- _YOUR INSTRUCTIONS_
Copy each line of the records that contains the word "this".

☆ ☆ ☆ ☆ ☆

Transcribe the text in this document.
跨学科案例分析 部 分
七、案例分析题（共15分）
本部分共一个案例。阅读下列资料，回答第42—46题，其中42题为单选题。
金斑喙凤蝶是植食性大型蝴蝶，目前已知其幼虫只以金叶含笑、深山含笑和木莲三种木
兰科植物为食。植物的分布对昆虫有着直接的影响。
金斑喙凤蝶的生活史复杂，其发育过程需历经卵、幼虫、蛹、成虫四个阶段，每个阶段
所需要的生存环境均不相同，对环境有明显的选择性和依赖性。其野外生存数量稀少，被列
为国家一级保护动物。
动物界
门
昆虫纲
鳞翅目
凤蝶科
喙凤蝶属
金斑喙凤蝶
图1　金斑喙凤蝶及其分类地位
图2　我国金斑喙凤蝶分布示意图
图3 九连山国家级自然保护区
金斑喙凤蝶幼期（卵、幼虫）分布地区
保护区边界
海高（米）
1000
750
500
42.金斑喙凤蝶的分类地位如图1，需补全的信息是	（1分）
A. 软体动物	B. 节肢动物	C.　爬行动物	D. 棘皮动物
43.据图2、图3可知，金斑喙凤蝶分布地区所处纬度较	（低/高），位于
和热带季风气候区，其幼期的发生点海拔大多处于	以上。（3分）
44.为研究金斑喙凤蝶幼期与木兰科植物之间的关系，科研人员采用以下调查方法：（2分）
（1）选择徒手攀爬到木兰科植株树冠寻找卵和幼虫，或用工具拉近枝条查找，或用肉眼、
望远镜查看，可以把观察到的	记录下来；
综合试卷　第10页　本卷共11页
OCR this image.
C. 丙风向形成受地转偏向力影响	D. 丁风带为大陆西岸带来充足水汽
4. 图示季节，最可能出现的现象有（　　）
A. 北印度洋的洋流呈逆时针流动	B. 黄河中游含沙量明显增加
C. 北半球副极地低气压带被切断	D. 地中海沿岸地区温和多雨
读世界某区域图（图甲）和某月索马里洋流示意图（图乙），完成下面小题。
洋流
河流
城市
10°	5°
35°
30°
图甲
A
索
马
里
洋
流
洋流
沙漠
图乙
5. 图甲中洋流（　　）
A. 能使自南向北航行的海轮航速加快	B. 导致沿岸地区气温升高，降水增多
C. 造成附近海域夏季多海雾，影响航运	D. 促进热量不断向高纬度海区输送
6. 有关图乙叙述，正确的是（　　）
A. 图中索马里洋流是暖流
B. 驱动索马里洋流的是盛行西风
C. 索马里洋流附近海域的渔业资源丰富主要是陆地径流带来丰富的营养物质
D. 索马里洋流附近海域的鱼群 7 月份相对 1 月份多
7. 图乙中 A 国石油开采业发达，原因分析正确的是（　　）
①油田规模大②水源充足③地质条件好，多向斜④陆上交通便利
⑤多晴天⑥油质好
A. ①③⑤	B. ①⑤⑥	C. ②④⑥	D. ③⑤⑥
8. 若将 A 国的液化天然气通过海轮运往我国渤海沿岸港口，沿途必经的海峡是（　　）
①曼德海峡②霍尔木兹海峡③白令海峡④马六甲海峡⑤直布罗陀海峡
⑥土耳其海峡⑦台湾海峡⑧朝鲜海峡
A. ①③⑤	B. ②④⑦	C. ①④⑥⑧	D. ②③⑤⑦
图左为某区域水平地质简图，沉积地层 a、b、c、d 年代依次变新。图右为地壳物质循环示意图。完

☆ ☆ ☆ ☆ ☆

- _FULL OUTPUT_
Transcribe the text in this document.
OCR this image.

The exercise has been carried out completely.